Print the listing below exactly.

[begin Supplied data]

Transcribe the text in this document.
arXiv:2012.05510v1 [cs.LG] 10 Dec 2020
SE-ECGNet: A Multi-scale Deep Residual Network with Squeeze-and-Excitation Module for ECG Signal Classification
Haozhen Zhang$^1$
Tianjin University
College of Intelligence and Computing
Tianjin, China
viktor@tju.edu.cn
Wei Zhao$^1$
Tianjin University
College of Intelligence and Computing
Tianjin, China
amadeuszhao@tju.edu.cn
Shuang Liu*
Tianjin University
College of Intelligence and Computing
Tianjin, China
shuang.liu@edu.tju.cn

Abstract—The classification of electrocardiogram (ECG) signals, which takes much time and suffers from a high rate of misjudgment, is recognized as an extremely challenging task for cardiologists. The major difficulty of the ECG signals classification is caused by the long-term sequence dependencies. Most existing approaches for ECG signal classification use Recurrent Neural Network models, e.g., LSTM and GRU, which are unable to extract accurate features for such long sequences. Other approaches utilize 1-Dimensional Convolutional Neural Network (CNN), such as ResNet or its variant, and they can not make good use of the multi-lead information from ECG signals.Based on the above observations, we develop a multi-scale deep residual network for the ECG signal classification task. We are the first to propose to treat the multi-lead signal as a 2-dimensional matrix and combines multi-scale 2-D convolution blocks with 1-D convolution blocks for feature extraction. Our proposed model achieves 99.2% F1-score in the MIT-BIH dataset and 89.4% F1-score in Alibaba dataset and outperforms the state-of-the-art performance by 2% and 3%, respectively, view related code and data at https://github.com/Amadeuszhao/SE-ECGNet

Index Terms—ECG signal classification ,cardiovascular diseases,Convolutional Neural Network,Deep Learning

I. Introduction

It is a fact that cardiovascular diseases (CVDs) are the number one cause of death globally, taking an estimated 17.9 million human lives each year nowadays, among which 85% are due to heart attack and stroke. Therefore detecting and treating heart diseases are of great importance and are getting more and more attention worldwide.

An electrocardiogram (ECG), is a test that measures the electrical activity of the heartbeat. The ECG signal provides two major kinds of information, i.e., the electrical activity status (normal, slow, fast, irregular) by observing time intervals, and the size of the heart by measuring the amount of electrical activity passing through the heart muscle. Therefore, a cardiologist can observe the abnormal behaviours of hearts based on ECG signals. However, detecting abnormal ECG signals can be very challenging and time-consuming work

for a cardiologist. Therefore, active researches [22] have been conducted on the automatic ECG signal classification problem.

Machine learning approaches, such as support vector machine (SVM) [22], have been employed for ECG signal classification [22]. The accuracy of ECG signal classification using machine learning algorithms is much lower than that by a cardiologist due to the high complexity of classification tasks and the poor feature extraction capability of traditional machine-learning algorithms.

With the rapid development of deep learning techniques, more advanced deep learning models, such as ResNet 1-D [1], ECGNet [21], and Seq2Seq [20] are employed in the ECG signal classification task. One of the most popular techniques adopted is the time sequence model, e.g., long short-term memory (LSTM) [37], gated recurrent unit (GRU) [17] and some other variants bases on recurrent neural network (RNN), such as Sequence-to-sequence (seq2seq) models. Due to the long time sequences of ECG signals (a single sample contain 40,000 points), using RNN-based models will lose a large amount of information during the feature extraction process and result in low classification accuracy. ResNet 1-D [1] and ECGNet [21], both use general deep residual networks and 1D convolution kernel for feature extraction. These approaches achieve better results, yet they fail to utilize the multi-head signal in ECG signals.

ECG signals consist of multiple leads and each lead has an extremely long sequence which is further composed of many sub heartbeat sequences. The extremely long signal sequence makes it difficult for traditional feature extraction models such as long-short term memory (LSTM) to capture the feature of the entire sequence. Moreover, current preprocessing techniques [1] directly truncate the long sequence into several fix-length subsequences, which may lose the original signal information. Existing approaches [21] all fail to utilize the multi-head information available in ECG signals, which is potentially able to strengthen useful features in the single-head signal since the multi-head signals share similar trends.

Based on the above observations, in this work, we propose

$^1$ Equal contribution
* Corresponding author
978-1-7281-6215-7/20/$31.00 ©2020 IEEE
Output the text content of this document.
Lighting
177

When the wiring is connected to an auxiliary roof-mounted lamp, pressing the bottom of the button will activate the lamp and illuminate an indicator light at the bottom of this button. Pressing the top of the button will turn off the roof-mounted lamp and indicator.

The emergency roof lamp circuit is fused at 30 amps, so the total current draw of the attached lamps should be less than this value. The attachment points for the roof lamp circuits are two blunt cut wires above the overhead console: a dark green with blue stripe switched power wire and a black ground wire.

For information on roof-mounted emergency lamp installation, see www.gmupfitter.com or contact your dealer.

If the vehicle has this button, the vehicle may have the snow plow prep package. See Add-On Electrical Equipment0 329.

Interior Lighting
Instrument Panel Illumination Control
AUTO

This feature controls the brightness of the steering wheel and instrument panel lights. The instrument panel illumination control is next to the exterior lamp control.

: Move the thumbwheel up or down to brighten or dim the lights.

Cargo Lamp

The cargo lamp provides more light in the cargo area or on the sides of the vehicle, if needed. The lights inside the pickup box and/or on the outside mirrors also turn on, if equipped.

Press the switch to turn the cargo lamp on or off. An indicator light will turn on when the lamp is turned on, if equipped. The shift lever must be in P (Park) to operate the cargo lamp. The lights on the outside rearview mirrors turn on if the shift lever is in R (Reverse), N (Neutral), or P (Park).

[end Supplied data]

* Full answer:
Transcribe the text in this document.
arXiv:2012.05510v1 [cs.LG] 10 Dec 2020
SE-ECGNet: A Multi-scale Deep Residual Network with Squeeze-and-Excitation Module for ECG Signal Classification
Haozhen Zhang$^1$
Tianjin University
College of Intelligence and Computing
Tianjin, China
viktor@tju.edu.cn
Wei Zhao$^1$
Tianjin University
College of Intelligence and Computing
Tianjin, China
amadeuszhao@tju.edu.cn
Shuang Liu*
Tianjin University
College of Intelligence and Computing
Tianjin, China
shuang.liu@edu.tju.cn

Abstract—The classification of electrocardiogram (ECG) signals, which takes much time and suffers from a high rate of misjudgment, is recognized as an extremely challenging task for cardiologists. The major difficulty of the ECG signals classification is caused by the long-term sequence dependencies. Most existing approaches for ECG signal classification use Recurrent Neural Network models, e.g., LSTM and GRU, which are unable to extract accurate features for such long sequences. Other approaches utilize 1-Dimensional Convolutional Neural Network (CNN), such as ResNet or its variant, and they can not make good use of the multi-lead information from ECG signals.Based on the above observations, we develop a multi-scale deep residual network for the ECG signal classification task. We are the first to propose to treat the multi-lead signal as a 2-dimensional matrix and combines multi-scale 2-D convolution blocks with 1-D convolution blocks for feature extraction. Our proposed model achieves 99.2% F1-score in the MIT-BIH dataset and 89.4% F1-score in Alibaba dataset and outperforms the state-of-the-art performance by 2% and 3%, respectively, view related code and data at https://github.com/Amadeuszhao/SE-ECGNet

Index Terms—ECG signal classification ,cardiovascular diseases,Convolutional Neural Network,Deep Learning

I. Introduction

It is a fact that cardiovascular diseases (CVDs) are the number one cause of death globally, taking an estimated 17.9 million human lives each year nowadays, among which 85% are due to heart attack and stroke. Therefore detecting and treating heart diseases are of great importance and are getting more and more attention worldwide.

An electrocardiogram (ECG), is a test that measures the electrical activity of the heartbeat. The ECG signal provides two major kinds of information, i.e., the electrical activity status (normal, slow, fast, irregular) by observing time intervals, and the size of the heart by measuring the amount of electrical activity passing through the heart muscle. Therefore, a cardiologist can observe the abnormal behaviours of hearts based on ECG signals. However, detecting abnormal ECG signals can be very challenging and time-consuming work

for a cardiologist. Therefore, active researches [22] have been conducted on the automatic ECG signal classification problem.

Machine learning approaches, such as support vector machine (SVM) [22], have been employed for ECG signal classification [22]. The accuracy of ECG signal classification using machine learning algorithms is much lower than that by a cardiologist due to the high complexity of classification tasks and the poor feature extraction capability of traditional machine-learning algorithms.

With the rapid development of deep learning techniques, more advanced deep learning models, such as ResNet 1-D [1], ECGNet [21], and Seq2Seq [20] are employed in the ECG signal classification task. One of the most popular techniques adopted is the time sequence model, e.g., long short-term memory (LSTM) [37], gated recurrent unit (GRU) [17] and some other variants bases on recurrent neural network (RNN), such as Sequence-to-sequence (seq2seq) models. Due to the long time sequences of ECG signals (a single sample contain 40,000 points), using RNN-based models will lose a large amount of information during the feature extraction process and result in low classification accuracy. ResNet 1-D [1] and ECGNet [21], both use general deep residual networks and 1D convolution kernel for feature extraction. These approaches achieve better results, yet they fail to utilize the multi-head signal in ECG signals.

ECG signals consist of multiple leads and each lead has an extremely long sequence which is further composed of many sub heartbeat sequences. The extremely long signal sequence makes it difficult for traditional feature extraction models such as long-short term memory (LSTM) to capture the feature of the entire sequence. Moreover, current preprocessing techniques [1] directly truncate the long sequence into several fix-length subsequences, which may lose the original signal information. Existing approaches [21] all fail to utilize the multi-head information available in ECG signals, which is potentially able to strengthen useful features in the single-head signal since the multi-head signals share similar trends.

Based on the above observations, in this work, we propose

$^1$ Equal contribution
* Corresponding author
978-1-7281-6215-7/20/$31.00 ©2020 IEEE
Output the text content of this document.
Lighting
177

When the wiring is connected to an auxiliary roof-mounted lamp, pressing the bottom of the button will activate the lamp and illuminate an indicator light at the bottom of this button. Pressing the top of the button will turn off the roof-mounted lamp and indicator.

The emergency roof lamp circuit is fused at 30 amps, so the total current draw of the attached lamps should be less than this value. The attachment points for the roof lamp circuits are two blunt cut wires above the overhead console: a dark green with blue stripe switched power wire and a black ground wire.

For information on roof-mounted emergency lamp installation, see www.gmupfitter.com or contact your dealer.

If the vehicle has this button, the vehicle may have the snow plow prep package. See Add-On Electrical Equipment0 329.

Interior Lighting
Instrument Panel Illumination Control
AUTO

This feature controls the brightness of the steering wheel and instrument panel lights. The instrument panel illumination control is next to the exterior lamp control.

: Move the thumbwheel up or down to brighten or dim the lights.

Cargo Lamp

The cargo lamp provides more light in the cargo area or on the sides of the vehicle, if needed. The lights inside the pickup box and/or on the outside mirrors also turn on, if equipped.

Press the switch to turn the cargo lamp on or off. An indicator light will turn on when the lamp is turned on, if equipped. The shift lever must be in P (Park) to operate the cargo lamp. The lights on the outside rearview mirrors turn on if the shift lever is in R (Reverse), N (Neutral), or P (Park).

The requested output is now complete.